_STATED EXERCISE_
Pull each line containing "JSON" out of the data and copy it.

_RECORD SET_
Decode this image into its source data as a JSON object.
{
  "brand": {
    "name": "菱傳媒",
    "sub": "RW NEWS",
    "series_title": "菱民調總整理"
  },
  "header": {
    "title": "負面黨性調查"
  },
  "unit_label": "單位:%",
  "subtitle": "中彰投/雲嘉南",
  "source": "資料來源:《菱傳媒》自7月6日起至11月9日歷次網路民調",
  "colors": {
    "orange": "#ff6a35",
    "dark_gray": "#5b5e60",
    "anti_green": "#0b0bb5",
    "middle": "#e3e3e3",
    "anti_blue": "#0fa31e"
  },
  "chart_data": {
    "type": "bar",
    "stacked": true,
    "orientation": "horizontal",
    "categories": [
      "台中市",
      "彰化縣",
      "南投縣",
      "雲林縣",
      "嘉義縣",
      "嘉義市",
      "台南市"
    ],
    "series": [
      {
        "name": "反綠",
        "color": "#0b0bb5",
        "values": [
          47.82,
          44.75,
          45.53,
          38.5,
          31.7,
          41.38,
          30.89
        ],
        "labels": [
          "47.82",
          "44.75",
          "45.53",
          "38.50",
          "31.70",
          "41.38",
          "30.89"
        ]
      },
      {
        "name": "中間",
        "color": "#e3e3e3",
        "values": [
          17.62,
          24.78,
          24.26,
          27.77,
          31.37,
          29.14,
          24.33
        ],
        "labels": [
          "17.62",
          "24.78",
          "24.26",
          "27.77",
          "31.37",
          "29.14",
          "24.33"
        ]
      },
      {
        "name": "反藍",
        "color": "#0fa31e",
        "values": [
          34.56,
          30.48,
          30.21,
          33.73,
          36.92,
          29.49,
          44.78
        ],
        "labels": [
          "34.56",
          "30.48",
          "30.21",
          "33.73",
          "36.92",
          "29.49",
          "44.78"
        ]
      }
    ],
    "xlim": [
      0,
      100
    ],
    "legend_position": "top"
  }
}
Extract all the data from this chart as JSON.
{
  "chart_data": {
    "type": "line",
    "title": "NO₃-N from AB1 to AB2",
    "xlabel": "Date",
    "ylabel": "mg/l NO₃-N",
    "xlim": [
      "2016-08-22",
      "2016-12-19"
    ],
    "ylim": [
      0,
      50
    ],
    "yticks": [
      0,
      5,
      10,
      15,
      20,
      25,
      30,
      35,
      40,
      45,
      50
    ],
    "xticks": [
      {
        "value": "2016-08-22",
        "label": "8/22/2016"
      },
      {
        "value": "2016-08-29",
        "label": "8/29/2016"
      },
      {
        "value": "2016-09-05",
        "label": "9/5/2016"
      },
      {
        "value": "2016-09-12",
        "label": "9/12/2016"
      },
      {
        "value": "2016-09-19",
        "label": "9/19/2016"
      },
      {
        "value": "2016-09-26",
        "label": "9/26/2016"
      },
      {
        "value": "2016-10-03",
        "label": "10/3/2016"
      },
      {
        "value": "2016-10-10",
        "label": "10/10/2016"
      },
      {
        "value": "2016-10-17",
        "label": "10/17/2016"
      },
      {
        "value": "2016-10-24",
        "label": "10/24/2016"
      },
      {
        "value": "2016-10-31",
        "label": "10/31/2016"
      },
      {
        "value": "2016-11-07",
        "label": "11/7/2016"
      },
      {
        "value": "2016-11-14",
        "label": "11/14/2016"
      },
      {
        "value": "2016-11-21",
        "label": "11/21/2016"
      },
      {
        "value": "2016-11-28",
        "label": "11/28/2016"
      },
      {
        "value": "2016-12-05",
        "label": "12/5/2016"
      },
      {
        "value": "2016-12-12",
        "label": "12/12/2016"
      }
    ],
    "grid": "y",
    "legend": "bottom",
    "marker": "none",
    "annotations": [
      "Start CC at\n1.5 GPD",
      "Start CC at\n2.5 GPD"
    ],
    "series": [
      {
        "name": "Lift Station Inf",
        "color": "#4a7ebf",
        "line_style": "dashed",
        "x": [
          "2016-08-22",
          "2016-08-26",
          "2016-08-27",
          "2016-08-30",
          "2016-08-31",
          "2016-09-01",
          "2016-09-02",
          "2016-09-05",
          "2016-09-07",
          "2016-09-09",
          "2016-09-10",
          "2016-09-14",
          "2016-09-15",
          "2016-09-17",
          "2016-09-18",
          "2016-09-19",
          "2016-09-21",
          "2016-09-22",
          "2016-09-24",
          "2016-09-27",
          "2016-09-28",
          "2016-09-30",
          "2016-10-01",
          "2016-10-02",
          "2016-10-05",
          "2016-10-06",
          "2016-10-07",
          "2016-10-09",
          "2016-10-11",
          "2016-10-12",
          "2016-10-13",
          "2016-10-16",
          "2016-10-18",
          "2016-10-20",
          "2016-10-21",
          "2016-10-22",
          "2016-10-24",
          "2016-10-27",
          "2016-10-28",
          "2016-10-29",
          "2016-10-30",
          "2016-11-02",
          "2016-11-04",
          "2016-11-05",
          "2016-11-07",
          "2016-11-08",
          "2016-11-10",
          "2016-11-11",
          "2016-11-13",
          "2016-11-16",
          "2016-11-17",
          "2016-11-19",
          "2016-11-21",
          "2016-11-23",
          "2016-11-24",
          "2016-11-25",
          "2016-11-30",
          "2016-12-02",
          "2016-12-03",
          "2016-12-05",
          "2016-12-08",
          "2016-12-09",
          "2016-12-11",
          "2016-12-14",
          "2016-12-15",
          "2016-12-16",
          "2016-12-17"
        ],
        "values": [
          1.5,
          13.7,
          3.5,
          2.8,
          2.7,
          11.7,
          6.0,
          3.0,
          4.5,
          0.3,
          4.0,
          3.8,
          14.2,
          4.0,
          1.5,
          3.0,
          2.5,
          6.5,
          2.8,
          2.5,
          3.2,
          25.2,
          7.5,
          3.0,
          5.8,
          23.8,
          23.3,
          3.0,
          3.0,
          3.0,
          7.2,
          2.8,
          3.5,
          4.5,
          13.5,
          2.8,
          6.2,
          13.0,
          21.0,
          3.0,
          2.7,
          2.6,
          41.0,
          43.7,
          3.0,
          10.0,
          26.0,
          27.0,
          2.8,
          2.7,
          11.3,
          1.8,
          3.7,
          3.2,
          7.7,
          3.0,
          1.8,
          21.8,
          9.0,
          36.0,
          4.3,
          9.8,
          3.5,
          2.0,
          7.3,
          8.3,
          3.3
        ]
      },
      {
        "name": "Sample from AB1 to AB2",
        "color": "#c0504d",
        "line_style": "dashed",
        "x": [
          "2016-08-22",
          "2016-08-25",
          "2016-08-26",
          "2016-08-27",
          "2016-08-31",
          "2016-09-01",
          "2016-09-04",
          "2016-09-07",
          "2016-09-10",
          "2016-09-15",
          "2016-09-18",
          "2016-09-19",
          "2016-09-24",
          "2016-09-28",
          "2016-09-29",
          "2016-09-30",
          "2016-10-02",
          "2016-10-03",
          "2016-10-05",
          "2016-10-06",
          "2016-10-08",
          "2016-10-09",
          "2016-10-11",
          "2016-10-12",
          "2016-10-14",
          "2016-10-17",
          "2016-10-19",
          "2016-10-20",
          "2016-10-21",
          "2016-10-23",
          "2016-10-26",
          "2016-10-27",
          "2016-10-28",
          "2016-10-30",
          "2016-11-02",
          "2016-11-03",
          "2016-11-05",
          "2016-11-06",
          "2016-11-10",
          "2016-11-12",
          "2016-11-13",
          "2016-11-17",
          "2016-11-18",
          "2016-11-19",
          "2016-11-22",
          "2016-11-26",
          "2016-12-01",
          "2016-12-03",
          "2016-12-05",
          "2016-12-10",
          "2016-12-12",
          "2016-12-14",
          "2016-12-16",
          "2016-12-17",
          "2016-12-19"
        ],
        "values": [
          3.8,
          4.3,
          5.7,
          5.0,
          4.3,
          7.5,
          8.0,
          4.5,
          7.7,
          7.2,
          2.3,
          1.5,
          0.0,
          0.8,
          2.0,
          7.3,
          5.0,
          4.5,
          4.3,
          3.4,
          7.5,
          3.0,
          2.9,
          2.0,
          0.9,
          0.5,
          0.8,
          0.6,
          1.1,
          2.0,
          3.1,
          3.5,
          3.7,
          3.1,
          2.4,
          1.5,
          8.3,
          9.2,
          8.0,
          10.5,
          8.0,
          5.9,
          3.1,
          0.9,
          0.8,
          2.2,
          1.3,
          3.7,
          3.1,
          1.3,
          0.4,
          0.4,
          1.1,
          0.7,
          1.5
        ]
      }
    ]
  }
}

_REPLY TO THE TASK_
Decode this image into its source data as a JSON object.
Extract all the data from this chart as JSON.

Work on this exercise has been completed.